Count the lines containing "group". Give the number alone.

• [Dataset extract]
+++

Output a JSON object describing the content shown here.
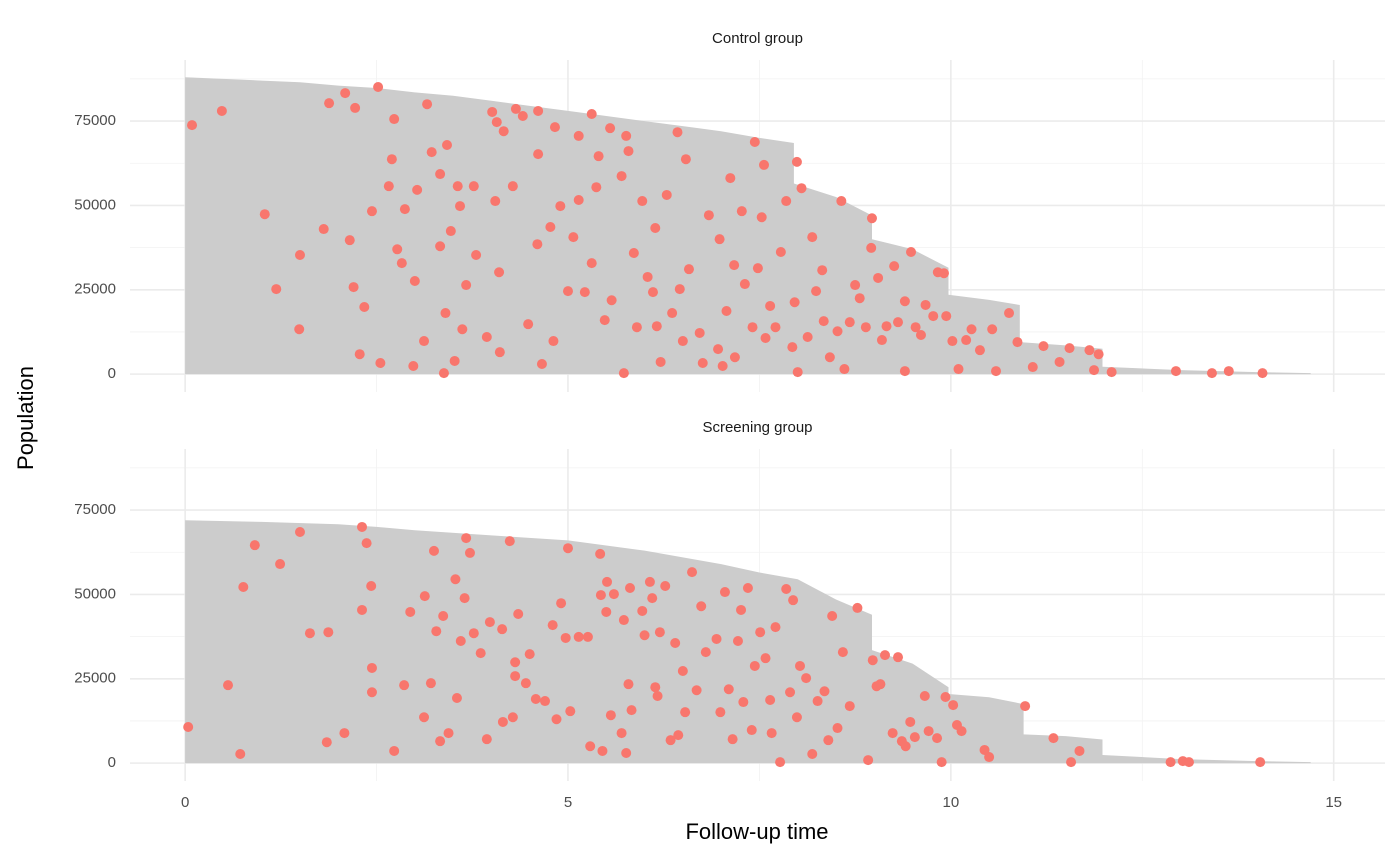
{
  "shared": {
    "x_label": "Follow-up time",
    "y_label": "Population"
  },
  "chart_data": [
    {
      "type": "scatter",
      "title": "Control group",
      "show_xtick_labels": false,
      "xlim": [
        -0.72,
        15.67
      ],
      "ylim": [
        -5300,
        93100
      ],
      "xticks": [
        0,
        5,
        10,
        15
      ],
      "xminor": [
        2.5,
        7.5,
        12.5
      ],
      "yticks": [
        0,
        25000,
        50000,
        75000
      ],
      "yminor": [
        12500,
        37500,
        62500,
        87500
      ],
      "grid": true,
      "area_color": "#cccccc",
      "point_color": "#f8766d",
      "area": {
        "x": [
          0,
          0.5,
          1,
          1.5,
          2,
          2.5,
          3,
          3.5,
          4,
          4.5,
          5,
          5.5,
          6,
          6.5,
          7,
          7.5,
          7.95,
          7.95,
          8.5,
          8.97,
          8.97,
          9.5,
          9.97,
          9.97,
          10.5,
          10.9,
          10.9,
          11.5,
          11.98,
          11.98,
          13,
          14,
          14.7
        ],
        "values": [
          88000,
          87500,
          87000,
          86500,
          85500,
          84800,
          83500,
          82500,
          81000,
          79500,
          78000,
          76500,
          75000,
          73500,
          72000,
          70000,
          68500,
          56500,
          52500,
          47000,
          40000,
          37000,
          31500,
          23500,
          22000,
          20500,
          9500,
          8500,
          7500,
          2200,
          1200,
          600,
          300
        ]
      },
      "points": {
        "x": [
          0.09,
          0.48,
          1.04,
          1.19,
          1.5,
          1.49,
          1.81,
          1.88,
          2.09,
          2.15,
          2.2,
          2.22,
          2.28,
          2.34,
          2.44,
          2.52,
          2.55,
          2.66,
          2.7,
          2.73,
          2.77,
          2.83,
          2.87,
          2.98,
          3.0,
          3.03,
          3.12,
          3.16,
          3.22,
          3.33,
          3.33,
          3.38,
          3.4,
          3.42,
          3.47,
          3.52,
          3.56,
          3.59,
          3.62,
          3.67,
          3.77,
          3.8,
          3.94,
          4.01,
          4.05,
          4.07,
          4.1,
          4.11,
          4.16,
          4.28,
          4.32,
          4.41,
          4.48,
          4.6,
          4.61,
          4.61,
          4.66,
          4.77,
          4.81,
          4.83,
          4.9,
          5.0,
          5.07,
          5.14,
          5.14,
          5.22,
          5.31,
          5.31,
          5.37,
          5.4,
          5.48,
          5.55,
          5.57,
          5.7,
          5.73,
          5.76,
          5.79,
          5.86,
          5.9,
          5.97,
          6.04,
          6.11,
          6.14,
          6.16,
          6.21,
          6.29,
          6.36,
          6.43,
          6.46,
          6.5,
          6.54,
          6.58,
          6.72,
          6.76,
          6.84,
          6.96,
          6.98,
          7.02,
          7.07,
          7.12,
          7.17,
          7.18,
          7.27,
          7.31,
          7.41,
          7.44,
          7.48,
          7.53,
          7.56,
          7.58,
          7.64,
          7.71,
          7.78,
          7.85,
          7.93,
          7.96,
          7.99,
          8.0,
          8.05,
          8.13,
          8.19,
          8.24,
          8.32,
          8.34,
          8.42,
          8.52,
          8.57,
          8.61,
          8.68,
          8.75,
          8.81,
          8.89,
          8.96,
          8.97,
          9.05,
          9.1,
          9.16,
          9.26,
          9.31,
          9.4,
          9.4,
          9.48,
          9.54,
          9.61,
          9.67,
          9.77,
          9.83,
          9.91,
          9.94,
          10.02,
          10.1,
          10.2,
          10.27,
          10.38,
          10.54,
          10.59,
          10.76,
          10.87,
          11.07,
          11.21,
          11.42,
          11.55,
          11.87,
          11.81,
          11.93,
          12.1,
          12.94,
          13.41,
          13.63,
          14.07
        ],
        "values": [
          73800,
          78000,
          47400,
          25200,
          35300,
          13300,
          43000,
          80300,
          83300,
          39700,
          25800,
          78900,
          5900,
          19900,
          48300,
          85100,
          3300,
          55700,
          63700,
          75600,
          37000,
          32900,
          48900,
          2400,
          27600,
          54600,
          9800,
          80000,
          65800,
          59300,
          37900,
          300,
          18100,
          67900,
          42400,
          3900,
          55700,
          49800,
          13300,
          26400,
          55700,
          35300,
          11000,
          77700,
          51300,
          74700,
          30200,
          6500,
          72000,
          55700,
          78600,
          76500,
          14800,
          38500,
          78000,
          65200,
          3000,
          43600,
          9800,
          73200,
          49800,
          24600,
          40600,
          70600,
          51600,
          24300,
          77100,
          32900,
          55400,
          64600,
          16000,
          72900,
          21900,
          58700,
          300,
          70600,
          66100,
          35900,
          13900,
          51300,
          28800,
          24300,
          43300,
          14200,
          3600,
          53100,
          18100,
          71700,
          25200,
          9800,
          63700,
          31100,
          12200,
          3300,
          47100,
          7400,
          40000,
          2400,
          18700,
          58100,
          32300,
          5000,
          48300,
          26700,
          13900,
          68800,
          31400,
          46500,
          62000,
          10700,
          20200,
          13900,
          36200,
          51300,
          8000,
          21300,
          62900,
          600,
          55100,
          11000,
          40600,
          24600,
          30800,
          15700,
          5000,
          12700,
          51300,
          1500,
          15400,
          26400,
          22500,
          13900,
          37400,
          46200,
          28500,
          10100,
          14200,
          32000,
          15400,
          21600,
          900,
          36200,
          13900,
          11600,
          20500,
          17200,
          30200,
          29900,
          17200,
          9800,
          1500,
          10100,
          13300,
          7100,
          13300,
          900,
          18100,
          9500,
          2100,
          8300,
          3600,
          7700,
          1200,
          7100,
          5900,
          600,
          900,
          300,
          900,
          300
        ]
      }
    },
    {
      "type": "scatter",
      "title": "Screening group",
      "show_xtick_labels": true,
      "xlim": [
        -0.72,
        15.67
      ],
      "ylim": [
        -5300,
        93100
      ],
      "xticks": [
        0,
        5,
        10,
        15
      ],
      "xminor": [
        2.5,
        7.5,
        12.5
      ],
      "yticks": [
        0,
        25000,
        50000,
        75000
      ],
      "yminor": [
        12500,
        37500,
        62500,
        87500
      ],
      "grid": true,
      "area_color": "#cccccc",
      "point_color": "#f8766d",
      "area": {
        "x": [
          0,
          1,
          2,
          2.5,
          3,
          4,
          5,
          6,
          7,
          7.5,
          8,
          8.5,
          8.97,
          8.97,
          9.5,
          9.97,
          9.97,
          10.5,
          10.95,
          10.95,
          11.5,
          11.98,
          11.98,
          13,
          14,
          14.7
        ],
        "values": [
          72000,
          71500,
          70800,
          70000,
          69000,
          67500,
          66000,
          63000,
          59000,
          56500,
          54500,
          48500,
          44000,
          33500,
          29500,
          22500,
          20500,
          19500,
          17500,
          8500,
          8000,
          7000,
          2400,
          1200,
          600,
          300
        ]
      },
      "points": {
        "x": [
          0.04,
          0.56,
          0.72,
          0.76,
          0.91,
          1.24,
          1.5,
          1.63,
          1.85,
          1.87,
          2.08,
          2.31,
          2.31,
          2.37,
          2.43,
          2.44,
          2.44,
          2.73,
          2.86,
          2.94,
          3.12,
          3.13,
          3.21,
          3.25,
          3.28,
          3.33,
          3.37,
          3.44,
          3.53,
          3.55,
          3.6,
          3.65,
          3.67,
          3.72,
          3.77,
          3.86,
          3.94,
          3.98,
          4.14,
          4.15,
          4.24,
          4.28,
          4.31,
          4.31,
          4.35,
          4.45,
          4.5,
          4.58,
          4.7,
          4.8,
          4.85,
          4.91,
          4.97,
          5.0,
          5.03,
          5.14,
          5.26,
          5.29,
          5.42,
          5.43,
          5.45,
          5.5,
          5.51,
          5.56,
          5.6,
          5.7,
          5.73,
          5.76,
          5.79,
          5.81,
          5.83,
          5.97,
          6.0,
          6.07,
          6.1,
          6.14,
          6.17,
          6.2,
          6.27,
          6.34,
          6.4,
          6.44,
          6.5,
          6.53,
          6.62,
          6.68,
          6.74,
          6.8,
          6.94,
          6.99,
          7.05,
          7.1,
          7.15,
          7.22,
          7.26,
          7.29,
          7.35,
          7.4,
          7.44,
          7.51,
          7.58,
          7.64,
          7.66,
          7.71,
          7.77,
          7.85,
          7.9,
          7.94,
          7.99,
          8.03,
          8.11,
          8.19,
          8.26,
          8.35,
          8.4,
          8.45,
          8.52,
          8.59,
          8.68,
          8.78,
          8.92,
          8.98,
          9.03,
          9.08,
          9.14,
          9.24,
          9.31,
          9.36,
          9.41,
          9.47,
          9.53,
          9.66,
          9.71,
          9.82,
          9.88,
          9.93,
          10.03,
          10.08,
          10.14,
          10.44,
          10.5,
          10.97,
          11.34,
          11.57,
          11.68,
          12.87,
          13.03,
          13.11,
          14.04
        ],
        "values": [
          10700,
          23100,
          2700,
          52200,
          64600,
          59000,
          68500,
          38500,
          6200,
          38800,
          8900,
          70000,
          45400,
          65200,
          52500,
          28200,
          21000,
          3600,
          23100,
          44800,
          13600,
          49500,
          23700,
          62900,
          39100,
          6500,
          43600,
          8900,
          54500,
          19300,
          36200,
          48900,
          66700,
          62300,
          38500,
          32600,
          7100,
          41800,
          39700,
          12200,
          65800,
          13600,
          25800,
          29900,
          44200,
          23700,
          32300,
          19000,
          18400,
          40900,
          13000,
          47400,
          37100,
          63700,
          15400,
          37400,
          37400,
          5000,
          62000,
          49800,
          3600,
          44800,
          53700,
          14200,
          50100,
          8900,
          42400,
          3000,
          23400,
          51900,
          15700,
          45100,
          37900,
          53700,
          48900,
          22500,
          19900,
          38800,
          52500,
          6800,
          35600,
          8300,
          27300,
          15100,
          56600,
          21600,
          46500,
          32900,
          36800,
          15100,
          50700,
          21900,
          7100,
          36200,
          45400,
          18100,
          51900,
          9800,
          28800,
          38800,
          31100,
          18700,
          8900,
          40300,
          300,
          51600,
          21000,
          48300,
          13600,
          28800,
          25200,
          2700,
          18400,
          21300,
          6800,
          43600,
          10400,
          32900,
          16900,
          46000,
          900,
          30500,
          22800,
          23400,
          32000,
          8900,
          31400,
          6500,
          5000,
          12200,
          7700,
          19900,
          9500,
          7400,
          300,
          19600,
          17200,
          11300,
          9500,
          3900,
          1800,
          16900,
          7400,
          300,
          3600,
          300,
          600,
          300,
          300
        ]
      }
    }
  ]
}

+++

• [Written response] 2